### What is needed
Scan the entries below. List each line with "value".

### Task input

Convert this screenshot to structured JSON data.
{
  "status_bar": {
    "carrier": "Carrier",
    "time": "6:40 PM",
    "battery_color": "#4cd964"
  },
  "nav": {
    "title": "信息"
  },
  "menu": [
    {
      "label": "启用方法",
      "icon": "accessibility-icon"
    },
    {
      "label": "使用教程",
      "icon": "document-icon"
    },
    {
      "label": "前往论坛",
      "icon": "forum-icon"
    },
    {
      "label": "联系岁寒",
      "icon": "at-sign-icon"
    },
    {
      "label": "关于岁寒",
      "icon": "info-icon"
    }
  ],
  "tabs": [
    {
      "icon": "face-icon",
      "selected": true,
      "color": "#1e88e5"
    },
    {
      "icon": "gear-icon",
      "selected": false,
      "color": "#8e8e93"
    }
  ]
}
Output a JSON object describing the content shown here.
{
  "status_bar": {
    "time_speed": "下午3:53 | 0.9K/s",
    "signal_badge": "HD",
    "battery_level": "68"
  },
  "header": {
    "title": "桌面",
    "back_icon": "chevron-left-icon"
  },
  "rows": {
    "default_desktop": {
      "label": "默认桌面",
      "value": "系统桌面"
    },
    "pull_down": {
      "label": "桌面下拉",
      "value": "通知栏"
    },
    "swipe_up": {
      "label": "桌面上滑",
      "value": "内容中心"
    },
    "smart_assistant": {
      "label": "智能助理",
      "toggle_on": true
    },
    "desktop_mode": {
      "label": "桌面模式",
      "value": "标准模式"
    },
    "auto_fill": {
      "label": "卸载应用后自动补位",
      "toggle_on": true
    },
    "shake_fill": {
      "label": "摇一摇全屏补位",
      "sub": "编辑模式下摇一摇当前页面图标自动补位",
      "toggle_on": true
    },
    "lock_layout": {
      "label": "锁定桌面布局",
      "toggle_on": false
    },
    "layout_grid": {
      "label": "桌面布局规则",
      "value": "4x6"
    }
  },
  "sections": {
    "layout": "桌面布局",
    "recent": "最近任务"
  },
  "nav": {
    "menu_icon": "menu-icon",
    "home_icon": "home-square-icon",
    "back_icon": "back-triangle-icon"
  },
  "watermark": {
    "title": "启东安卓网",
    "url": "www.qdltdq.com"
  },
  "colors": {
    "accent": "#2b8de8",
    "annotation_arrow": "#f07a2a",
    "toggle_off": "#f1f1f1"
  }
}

### Result for this exercise
      "value": "系统桌面"
      "value": "通知栏"
      "value": "内容中心"
      "value": "标准模式"
      "value": "4x6"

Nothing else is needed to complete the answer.